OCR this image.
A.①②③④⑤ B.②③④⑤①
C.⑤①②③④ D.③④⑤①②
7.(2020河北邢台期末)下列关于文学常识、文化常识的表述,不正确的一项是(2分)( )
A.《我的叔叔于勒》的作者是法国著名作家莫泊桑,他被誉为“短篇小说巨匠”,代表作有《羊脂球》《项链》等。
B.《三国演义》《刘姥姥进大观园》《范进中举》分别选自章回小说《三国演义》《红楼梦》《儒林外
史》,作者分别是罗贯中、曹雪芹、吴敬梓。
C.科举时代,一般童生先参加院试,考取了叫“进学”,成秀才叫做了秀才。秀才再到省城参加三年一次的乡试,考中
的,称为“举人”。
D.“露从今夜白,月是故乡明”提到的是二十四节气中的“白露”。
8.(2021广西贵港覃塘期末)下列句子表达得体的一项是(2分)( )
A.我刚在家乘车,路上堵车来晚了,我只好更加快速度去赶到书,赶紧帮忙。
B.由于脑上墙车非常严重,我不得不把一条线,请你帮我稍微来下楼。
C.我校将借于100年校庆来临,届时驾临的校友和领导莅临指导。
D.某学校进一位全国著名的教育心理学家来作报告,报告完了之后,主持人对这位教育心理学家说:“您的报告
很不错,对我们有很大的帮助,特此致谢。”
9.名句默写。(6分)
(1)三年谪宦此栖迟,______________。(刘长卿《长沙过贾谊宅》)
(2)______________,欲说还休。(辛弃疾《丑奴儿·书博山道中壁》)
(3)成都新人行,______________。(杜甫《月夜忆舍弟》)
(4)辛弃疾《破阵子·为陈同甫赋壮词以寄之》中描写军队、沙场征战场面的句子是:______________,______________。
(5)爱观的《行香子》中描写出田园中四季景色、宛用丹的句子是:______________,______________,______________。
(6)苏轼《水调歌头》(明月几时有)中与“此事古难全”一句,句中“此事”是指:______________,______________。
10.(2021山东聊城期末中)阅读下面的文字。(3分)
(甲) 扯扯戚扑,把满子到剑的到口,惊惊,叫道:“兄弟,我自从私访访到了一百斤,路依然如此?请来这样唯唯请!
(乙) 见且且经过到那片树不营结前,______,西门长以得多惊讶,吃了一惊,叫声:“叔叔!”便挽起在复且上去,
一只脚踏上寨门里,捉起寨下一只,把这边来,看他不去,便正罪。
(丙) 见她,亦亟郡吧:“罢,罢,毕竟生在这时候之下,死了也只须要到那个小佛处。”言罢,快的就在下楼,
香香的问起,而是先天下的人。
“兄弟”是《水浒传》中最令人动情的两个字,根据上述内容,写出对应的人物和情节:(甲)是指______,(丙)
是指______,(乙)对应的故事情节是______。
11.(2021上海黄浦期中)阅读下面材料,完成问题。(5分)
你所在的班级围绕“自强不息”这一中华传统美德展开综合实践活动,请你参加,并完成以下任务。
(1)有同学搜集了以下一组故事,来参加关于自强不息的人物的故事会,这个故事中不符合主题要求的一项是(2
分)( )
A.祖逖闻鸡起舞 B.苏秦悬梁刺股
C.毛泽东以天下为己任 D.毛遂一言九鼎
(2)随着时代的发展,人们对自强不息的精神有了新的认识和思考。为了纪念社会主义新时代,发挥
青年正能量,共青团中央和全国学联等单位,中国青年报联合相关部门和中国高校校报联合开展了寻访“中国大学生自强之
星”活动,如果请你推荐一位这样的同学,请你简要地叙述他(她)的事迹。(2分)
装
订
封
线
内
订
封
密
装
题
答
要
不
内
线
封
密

^^^^

Extract all of the data exactly as written.

OCR this image.
A.①②③④⑤ B.②③④⑤①
C.⑤①②③④ D.③④⑤①②
7.(2020河北邢台期末)下列关于文学常识、文化常识的表述,不正确的一项是(2分)( )
A.《我的叔叔于勒》的作者是法国著名作家莫泊桑,他被誉为“短篇小说巨匠”,代表作有《羊脂球》《项链》等。
B.《三国演义》《刘姥姥进大观园》《范进中举》分别选自章回小说《三国演义》《红楼梦》《儒林外
史》,作者分别是罗贯中、曹雪芹、吴敬梓。
C.科举时代,一般童生先参加院试,考取了叫“进学”,成秀才叫做了秀才。秀才再到省城参加三年一次的乡试,考中
的,称为“举人”。
D.“露从今夜白,月是故乡明”提到的是二十四节气中的“白露”。
8.(2021广西贵港覃塘期末)下列句子表达得体的一项是(2分)( )
A.我刚在家乘车,路上堵车来晚了,我只好更加快速度去赶到书,赶紧帮忙。
B.由于脑上墙车非常严重,我不得不把一条线,请你帮我稍微来下楼。
C.我校将借于100年校庆来临,届时驾临的校友和领导莅临指导。
D.某学校进一位全国著名的教育心理学家来作报告,报告完了之后,主持人对这位教育心理学家说:“您的报告
很不错,对我们有很大的帮助,特此致谢。”
9.名句默写。(6分)
(1)三年谪宦此栖迟,______________。(刘长卿《长沙过贾谊宅》)
(2)______________,欲说还休。(辛弃疾《丑奴儿·书博山道中壁》)
(3)成都新人行,______________。(杜甫《月夜忆舍弟》)
(4)辛弃疾《破阵子·为陈同甫赋壮词以寄之》中描写军队、沙场征战场面的句子是:______________,______________。
(5)爱观的《行香子》中描写出田园中四季景色、宛用丹的句子是:______________,______________,______________。
(6)苏轼《水调歌头》(明月几时有)中与“此事古难全”一句,句中“此事”是指:______________,______________。
10.(2021山东聊城期末中)阅读下面的文字。(3分)
(甲) 扯扯戚扑,把满子到剑的到口,惊惊,叫道:“兄弟,我自从私访访到了一百斤,路依然如此?请来这样唯唯请!
(乙) 见且且经过到那片树不营结前,______,西门长以得多惊讶,吃了一惊,叫声:“叔叔!”便挽起在复且上去,
一只脚踏上寨门里,捉起寨下一只,把这边来,看他不去,便正罪。
(丙) 见她,亦亟郡吧:“罢,罢,毕竟生在这时候之下,死了也只须要到那个小佛处。”言罢,快的就在下楼,
香香的问起,而是先天下的人。
“兄弟”是《水浒传》中最令人动情的两个字,根据上述内容,写出对应的人物和情节:(甲)是指______,(丙)
是指______,(乙)对应的故事情节是______。
11.(2021上海黄浦期中)阅读下面材料,完成问题。(5分)
你所在的班级围绕“自强不息”这一中华传统美德展开综合实践活动,请你参加,并完成以下任务。
(1)有同学搜集了以下一组故事,来参加关于自强不息的人物的故事会,这个故事中不符合主题要求的一项是(2
分)( )
A.祖逖闻鸡起舞 B.苏秦悬梁刺股
C.毛泽东以天下为己任 D.毛遂一言九鼎
(2)随着时代的发展,人们对自强不息的精神有了新的认识和思考。为了纪念社会主义新时代,发挥
青年正能量,共青团中央和全国学联等单位,中国青年报联合相关部门和中国高校校报联合开展了寻访“中国大学生自强之
星”活动,如果请你推荐一位这样的同学,请你简要地叙述他(她)的事迹。(2分)
装
订
封
线
内
订
封
密
装
题
答
要
不
内
线
封
密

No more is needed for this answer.